ENTRIES SHOWN:
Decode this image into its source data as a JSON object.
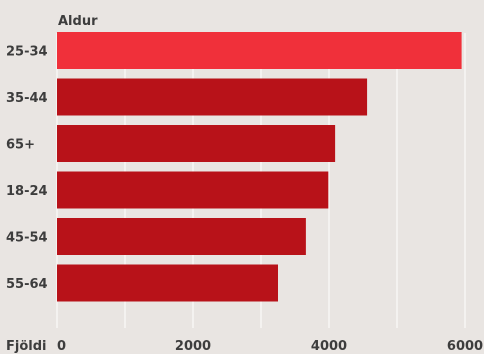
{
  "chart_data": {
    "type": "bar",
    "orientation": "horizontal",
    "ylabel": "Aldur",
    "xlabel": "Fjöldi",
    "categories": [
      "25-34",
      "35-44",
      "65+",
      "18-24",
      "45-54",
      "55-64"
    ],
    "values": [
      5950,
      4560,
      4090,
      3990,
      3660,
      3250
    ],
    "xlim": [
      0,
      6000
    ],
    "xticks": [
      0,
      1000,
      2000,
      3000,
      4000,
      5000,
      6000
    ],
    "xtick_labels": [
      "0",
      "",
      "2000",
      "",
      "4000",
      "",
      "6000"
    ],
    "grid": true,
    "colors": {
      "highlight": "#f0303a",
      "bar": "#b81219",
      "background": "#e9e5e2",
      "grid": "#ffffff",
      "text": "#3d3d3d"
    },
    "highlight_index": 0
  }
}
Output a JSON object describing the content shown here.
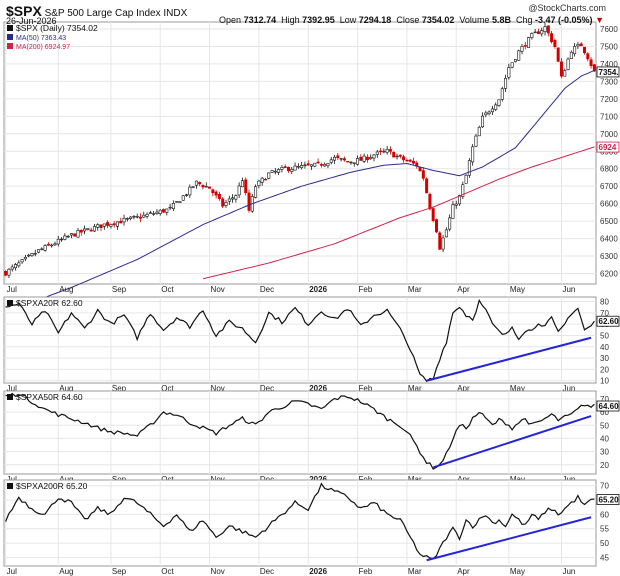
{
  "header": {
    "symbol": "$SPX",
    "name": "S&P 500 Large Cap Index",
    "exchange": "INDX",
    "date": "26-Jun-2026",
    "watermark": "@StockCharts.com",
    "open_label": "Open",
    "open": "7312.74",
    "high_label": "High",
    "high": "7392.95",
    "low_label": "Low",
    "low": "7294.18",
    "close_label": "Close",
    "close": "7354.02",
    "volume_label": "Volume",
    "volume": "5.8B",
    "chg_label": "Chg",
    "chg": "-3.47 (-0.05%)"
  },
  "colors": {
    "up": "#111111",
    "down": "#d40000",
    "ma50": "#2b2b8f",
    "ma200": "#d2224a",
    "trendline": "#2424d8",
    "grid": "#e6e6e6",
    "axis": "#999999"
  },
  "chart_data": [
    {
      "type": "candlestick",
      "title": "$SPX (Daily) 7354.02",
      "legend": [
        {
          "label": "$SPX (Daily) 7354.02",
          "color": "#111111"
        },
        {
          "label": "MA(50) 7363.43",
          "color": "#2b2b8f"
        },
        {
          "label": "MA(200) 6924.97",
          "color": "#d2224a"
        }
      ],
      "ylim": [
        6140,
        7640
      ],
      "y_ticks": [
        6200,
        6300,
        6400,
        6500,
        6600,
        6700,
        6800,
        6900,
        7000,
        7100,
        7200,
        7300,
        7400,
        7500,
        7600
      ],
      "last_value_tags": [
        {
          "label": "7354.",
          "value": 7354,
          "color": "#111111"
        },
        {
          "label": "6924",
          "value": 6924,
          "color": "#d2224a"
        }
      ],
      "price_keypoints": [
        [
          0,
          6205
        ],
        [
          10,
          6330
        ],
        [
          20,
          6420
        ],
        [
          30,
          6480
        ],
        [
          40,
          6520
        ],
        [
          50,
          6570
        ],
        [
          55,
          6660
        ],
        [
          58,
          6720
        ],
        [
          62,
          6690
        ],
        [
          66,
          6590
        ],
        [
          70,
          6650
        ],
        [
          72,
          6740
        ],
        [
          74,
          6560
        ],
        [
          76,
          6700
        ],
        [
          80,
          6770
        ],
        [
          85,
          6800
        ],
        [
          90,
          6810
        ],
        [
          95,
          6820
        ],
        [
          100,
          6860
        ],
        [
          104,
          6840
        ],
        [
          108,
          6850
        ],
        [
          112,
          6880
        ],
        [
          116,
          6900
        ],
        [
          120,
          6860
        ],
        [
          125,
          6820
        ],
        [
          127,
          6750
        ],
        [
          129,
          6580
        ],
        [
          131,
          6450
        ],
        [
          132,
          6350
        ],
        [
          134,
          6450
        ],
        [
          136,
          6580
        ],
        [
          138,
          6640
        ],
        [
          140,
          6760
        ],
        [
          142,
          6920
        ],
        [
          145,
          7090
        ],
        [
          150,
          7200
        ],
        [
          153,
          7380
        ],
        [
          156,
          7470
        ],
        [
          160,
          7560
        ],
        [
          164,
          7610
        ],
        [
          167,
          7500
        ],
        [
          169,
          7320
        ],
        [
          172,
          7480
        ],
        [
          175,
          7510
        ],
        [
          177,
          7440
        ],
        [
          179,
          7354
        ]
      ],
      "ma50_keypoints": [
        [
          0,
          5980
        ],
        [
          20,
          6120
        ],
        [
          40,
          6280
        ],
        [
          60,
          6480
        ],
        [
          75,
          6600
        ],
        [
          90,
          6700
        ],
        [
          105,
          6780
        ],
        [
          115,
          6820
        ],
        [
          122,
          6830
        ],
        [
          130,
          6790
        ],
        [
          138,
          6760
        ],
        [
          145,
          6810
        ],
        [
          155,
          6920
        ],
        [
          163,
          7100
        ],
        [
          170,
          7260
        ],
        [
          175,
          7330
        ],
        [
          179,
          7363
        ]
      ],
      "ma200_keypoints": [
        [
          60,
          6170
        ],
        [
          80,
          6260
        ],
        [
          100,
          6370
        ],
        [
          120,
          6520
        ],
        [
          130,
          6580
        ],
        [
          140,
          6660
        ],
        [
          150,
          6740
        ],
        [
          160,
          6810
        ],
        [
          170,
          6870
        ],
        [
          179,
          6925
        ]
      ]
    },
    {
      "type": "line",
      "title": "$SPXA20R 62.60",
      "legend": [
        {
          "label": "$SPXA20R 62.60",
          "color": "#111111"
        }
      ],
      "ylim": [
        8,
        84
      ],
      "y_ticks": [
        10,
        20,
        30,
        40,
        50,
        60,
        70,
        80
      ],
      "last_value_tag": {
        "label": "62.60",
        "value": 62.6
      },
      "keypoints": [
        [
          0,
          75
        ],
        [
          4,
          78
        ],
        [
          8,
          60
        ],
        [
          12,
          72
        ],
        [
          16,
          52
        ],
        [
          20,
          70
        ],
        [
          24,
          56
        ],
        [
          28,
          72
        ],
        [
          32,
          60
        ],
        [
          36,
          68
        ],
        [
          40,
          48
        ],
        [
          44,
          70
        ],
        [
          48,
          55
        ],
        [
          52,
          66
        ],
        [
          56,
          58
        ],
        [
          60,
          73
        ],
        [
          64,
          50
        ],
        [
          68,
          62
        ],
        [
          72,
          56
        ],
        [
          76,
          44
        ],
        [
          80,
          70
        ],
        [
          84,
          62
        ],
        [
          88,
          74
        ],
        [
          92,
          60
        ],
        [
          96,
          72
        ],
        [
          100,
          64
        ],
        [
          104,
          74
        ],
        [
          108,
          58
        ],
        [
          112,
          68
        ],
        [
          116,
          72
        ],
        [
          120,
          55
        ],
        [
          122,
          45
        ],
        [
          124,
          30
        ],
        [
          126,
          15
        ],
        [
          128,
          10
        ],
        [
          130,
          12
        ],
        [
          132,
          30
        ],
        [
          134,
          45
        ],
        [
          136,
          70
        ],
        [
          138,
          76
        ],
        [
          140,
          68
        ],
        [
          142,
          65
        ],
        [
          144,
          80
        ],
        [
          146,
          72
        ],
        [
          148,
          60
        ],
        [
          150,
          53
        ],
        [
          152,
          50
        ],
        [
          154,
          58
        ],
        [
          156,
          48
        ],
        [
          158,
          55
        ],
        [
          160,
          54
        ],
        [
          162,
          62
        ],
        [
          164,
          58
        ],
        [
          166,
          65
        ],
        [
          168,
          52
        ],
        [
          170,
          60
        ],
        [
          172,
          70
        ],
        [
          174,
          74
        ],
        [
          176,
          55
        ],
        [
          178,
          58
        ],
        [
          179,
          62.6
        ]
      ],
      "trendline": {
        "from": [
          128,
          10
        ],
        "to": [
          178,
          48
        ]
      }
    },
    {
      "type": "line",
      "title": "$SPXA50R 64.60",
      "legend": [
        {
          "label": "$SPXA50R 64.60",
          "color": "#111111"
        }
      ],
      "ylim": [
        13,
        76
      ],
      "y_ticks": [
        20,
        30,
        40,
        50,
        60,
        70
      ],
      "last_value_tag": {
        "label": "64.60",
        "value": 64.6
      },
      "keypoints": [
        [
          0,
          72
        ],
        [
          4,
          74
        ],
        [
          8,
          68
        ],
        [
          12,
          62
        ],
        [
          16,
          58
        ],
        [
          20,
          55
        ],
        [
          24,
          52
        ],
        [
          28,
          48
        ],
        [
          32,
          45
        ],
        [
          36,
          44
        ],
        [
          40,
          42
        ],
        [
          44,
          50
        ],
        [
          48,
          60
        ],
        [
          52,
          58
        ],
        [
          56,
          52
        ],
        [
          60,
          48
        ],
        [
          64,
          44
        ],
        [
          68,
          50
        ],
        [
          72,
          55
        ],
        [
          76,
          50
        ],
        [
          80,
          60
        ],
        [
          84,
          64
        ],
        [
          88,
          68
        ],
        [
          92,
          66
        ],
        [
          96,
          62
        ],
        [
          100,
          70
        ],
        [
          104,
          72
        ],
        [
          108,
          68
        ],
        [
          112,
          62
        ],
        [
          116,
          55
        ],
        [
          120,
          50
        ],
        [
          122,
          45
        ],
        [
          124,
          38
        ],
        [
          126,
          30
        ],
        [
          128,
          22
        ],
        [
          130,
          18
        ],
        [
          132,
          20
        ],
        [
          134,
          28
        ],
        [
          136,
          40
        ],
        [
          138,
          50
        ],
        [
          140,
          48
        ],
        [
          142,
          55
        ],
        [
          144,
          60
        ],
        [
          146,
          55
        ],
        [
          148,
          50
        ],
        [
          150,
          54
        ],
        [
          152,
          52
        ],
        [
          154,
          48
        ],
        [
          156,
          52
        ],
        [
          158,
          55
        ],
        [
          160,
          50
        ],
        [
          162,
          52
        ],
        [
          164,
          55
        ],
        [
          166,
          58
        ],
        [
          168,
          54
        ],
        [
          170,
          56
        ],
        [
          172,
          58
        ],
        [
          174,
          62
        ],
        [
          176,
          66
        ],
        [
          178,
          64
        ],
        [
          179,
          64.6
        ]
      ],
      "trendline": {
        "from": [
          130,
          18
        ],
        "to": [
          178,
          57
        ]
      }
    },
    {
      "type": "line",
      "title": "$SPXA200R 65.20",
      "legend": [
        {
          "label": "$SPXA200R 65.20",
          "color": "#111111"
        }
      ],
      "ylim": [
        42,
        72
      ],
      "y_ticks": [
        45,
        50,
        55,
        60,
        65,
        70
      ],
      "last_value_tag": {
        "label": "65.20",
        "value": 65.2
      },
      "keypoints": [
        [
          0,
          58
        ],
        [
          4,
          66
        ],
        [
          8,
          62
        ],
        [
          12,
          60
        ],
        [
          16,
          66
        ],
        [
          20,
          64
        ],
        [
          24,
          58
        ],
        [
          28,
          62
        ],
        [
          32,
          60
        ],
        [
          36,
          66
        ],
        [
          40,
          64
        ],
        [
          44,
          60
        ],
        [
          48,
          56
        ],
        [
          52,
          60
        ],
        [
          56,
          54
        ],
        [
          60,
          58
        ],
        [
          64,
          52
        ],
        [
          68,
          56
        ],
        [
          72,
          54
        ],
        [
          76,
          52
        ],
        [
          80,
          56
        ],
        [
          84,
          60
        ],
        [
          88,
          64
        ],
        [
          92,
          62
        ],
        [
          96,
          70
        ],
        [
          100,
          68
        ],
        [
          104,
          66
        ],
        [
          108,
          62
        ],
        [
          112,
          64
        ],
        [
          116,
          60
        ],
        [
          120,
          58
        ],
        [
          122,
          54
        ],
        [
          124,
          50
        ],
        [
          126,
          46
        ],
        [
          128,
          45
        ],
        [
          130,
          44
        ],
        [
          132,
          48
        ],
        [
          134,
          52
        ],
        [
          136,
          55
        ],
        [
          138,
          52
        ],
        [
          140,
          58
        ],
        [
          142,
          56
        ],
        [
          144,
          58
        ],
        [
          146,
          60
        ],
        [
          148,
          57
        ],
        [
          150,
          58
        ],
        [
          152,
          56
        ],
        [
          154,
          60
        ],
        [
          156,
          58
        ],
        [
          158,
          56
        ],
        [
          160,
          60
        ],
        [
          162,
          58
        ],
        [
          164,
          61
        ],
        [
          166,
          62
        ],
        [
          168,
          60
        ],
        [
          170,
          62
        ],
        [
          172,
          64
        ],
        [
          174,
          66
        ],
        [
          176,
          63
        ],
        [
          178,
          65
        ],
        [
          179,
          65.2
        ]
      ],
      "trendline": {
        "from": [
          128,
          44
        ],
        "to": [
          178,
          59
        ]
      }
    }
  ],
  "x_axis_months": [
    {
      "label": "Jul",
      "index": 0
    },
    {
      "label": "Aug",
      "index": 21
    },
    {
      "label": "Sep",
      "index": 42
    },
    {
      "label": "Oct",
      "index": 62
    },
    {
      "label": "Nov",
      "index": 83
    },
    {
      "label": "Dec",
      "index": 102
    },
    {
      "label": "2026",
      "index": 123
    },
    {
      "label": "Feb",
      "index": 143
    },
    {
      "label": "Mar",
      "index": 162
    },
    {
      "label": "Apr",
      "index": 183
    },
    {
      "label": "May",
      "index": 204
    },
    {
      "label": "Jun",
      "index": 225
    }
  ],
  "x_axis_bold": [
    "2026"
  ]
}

TO DO:
Look above for lines with the word "JSON" and copy them all.

ANSWER FOR THE TASK:
Decode this image into its source data as a JSON object.
Output a JSON object describing the content shown here.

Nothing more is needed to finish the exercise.